[Data items]
--*--

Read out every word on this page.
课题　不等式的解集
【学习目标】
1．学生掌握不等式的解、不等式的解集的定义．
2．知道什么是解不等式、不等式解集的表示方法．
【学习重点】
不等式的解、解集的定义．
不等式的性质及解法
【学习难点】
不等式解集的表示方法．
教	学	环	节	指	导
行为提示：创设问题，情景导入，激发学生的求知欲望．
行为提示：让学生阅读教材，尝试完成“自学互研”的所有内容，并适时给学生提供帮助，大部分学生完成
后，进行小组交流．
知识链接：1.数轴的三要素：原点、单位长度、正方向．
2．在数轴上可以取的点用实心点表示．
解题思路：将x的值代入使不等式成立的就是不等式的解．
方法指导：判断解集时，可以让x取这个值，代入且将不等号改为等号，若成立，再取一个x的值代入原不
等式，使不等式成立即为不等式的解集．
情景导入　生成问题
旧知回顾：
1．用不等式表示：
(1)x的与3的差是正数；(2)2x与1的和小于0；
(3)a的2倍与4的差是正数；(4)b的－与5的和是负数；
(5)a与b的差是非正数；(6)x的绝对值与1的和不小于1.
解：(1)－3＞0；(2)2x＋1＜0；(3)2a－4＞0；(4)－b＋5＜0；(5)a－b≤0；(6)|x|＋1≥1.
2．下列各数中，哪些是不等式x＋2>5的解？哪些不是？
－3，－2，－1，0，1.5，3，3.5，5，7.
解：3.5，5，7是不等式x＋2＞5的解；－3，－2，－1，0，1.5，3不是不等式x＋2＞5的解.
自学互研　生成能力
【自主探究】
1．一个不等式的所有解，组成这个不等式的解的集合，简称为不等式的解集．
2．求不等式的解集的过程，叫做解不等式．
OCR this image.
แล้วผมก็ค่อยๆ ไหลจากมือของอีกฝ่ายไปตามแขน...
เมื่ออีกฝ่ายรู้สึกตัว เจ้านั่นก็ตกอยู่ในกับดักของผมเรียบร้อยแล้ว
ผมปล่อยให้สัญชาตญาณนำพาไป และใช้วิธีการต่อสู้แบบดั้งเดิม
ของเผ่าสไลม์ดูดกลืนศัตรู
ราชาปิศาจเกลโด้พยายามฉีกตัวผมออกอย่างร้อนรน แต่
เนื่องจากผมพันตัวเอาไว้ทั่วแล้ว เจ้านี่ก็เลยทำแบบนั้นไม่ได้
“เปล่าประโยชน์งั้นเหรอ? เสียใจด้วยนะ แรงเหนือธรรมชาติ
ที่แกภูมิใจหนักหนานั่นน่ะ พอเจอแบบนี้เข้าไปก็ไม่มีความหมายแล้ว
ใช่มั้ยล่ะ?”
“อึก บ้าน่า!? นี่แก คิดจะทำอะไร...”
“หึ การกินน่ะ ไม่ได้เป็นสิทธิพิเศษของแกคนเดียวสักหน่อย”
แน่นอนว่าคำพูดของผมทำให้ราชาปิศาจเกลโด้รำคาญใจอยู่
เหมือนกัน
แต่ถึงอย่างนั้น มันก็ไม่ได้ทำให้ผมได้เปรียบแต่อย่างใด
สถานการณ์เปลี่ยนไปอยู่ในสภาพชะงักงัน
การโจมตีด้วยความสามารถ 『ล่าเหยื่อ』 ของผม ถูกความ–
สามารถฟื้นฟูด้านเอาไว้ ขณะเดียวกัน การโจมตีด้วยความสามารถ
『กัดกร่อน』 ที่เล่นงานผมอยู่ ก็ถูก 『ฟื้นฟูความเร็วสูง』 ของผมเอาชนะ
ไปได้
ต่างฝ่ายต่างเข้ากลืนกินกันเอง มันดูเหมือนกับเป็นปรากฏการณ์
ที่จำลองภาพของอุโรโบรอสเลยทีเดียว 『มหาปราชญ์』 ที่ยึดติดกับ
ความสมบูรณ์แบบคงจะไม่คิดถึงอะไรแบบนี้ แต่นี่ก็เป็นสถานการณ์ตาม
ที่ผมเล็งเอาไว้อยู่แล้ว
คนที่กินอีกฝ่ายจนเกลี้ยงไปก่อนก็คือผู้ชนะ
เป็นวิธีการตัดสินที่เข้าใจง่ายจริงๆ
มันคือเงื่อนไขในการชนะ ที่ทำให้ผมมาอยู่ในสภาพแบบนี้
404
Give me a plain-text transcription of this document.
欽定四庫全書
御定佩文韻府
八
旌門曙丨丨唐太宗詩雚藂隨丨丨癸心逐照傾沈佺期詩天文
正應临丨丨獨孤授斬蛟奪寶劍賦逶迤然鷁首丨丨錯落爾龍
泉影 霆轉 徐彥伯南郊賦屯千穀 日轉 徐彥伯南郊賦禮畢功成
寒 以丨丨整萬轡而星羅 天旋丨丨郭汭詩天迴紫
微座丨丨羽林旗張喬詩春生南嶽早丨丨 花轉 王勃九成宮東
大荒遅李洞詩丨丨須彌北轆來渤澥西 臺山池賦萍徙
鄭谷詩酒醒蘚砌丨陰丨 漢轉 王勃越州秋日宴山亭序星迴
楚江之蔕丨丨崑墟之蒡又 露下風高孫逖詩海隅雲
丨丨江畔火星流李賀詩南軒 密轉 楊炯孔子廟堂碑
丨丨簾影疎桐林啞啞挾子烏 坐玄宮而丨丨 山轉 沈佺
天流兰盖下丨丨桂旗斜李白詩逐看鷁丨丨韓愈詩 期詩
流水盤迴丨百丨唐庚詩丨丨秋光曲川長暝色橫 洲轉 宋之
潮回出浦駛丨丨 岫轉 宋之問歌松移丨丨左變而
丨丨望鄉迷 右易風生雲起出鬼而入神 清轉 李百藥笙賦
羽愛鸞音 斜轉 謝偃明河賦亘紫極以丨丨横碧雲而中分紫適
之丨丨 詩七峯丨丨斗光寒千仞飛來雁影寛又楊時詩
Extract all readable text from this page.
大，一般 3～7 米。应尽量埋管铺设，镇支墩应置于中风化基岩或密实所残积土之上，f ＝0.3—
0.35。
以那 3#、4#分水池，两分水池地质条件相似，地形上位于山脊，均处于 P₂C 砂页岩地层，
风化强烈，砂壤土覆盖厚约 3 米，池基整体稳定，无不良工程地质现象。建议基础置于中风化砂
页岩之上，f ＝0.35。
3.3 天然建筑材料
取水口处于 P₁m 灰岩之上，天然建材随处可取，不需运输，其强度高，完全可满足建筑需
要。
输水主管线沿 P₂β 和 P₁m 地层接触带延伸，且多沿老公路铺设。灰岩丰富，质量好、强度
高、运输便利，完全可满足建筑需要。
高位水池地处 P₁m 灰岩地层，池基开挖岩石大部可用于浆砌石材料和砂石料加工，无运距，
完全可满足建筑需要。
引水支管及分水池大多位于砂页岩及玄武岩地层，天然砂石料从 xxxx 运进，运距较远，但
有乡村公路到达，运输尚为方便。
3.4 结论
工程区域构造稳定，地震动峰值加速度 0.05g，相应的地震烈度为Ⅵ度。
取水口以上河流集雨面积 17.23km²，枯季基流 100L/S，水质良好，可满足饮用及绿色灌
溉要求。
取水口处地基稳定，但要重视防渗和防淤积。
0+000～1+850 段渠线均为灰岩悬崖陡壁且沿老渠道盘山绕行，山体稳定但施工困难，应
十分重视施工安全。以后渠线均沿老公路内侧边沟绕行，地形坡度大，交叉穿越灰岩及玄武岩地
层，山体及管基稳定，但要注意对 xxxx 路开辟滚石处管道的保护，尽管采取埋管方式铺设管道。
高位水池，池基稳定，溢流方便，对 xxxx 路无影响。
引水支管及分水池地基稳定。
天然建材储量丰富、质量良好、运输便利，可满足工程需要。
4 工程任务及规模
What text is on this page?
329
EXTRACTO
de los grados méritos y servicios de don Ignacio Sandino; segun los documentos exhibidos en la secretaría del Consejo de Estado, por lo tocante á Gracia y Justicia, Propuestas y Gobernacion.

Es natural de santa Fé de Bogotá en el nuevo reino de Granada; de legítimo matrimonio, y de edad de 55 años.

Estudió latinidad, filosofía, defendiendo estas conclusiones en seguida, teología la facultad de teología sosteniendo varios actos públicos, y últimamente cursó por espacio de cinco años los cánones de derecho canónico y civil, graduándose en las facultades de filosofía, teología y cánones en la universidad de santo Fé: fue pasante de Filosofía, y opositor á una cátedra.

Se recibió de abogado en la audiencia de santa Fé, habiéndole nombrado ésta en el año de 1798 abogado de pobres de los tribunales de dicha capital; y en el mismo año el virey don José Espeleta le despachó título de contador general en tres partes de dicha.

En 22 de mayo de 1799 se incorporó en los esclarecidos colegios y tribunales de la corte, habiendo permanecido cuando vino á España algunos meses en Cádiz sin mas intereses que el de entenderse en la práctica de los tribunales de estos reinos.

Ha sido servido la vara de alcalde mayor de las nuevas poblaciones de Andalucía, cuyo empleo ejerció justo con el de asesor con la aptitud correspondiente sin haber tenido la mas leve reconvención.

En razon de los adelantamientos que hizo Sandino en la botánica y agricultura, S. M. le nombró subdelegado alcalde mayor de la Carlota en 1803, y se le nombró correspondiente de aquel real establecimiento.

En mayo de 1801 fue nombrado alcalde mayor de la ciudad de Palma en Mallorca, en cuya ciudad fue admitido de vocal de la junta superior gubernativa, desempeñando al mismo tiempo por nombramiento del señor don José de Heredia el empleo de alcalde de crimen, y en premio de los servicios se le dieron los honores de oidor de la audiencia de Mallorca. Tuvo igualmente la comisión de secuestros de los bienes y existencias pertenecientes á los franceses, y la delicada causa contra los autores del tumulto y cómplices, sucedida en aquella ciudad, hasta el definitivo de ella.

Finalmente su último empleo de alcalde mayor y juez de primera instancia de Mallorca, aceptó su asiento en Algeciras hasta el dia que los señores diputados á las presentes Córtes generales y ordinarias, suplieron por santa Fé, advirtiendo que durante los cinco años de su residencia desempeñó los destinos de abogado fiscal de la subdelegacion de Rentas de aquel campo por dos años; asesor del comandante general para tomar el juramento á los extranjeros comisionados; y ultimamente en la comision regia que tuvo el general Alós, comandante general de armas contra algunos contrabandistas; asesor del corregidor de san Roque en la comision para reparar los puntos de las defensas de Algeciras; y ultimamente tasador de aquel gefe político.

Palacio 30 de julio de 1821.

--*--

> [What is asked] Return each line that includes "correspondiente".

> [The completed task]
Ha sido servido la vara de alcalde mayor de las nuevas poblaciones de Andalucía, cuyo empleo ejerció justo con el de asesor con la aptitud correspondiente sin haber tenido la mas leve reconvención.
En razon de los adelantamientos que hizo Sandino en la botánica y agricultura, S. M. le nombró subdelegado alcalde mayor de la Carlota en 1803, y se le nombró correspondiente de aquel real establecimiento.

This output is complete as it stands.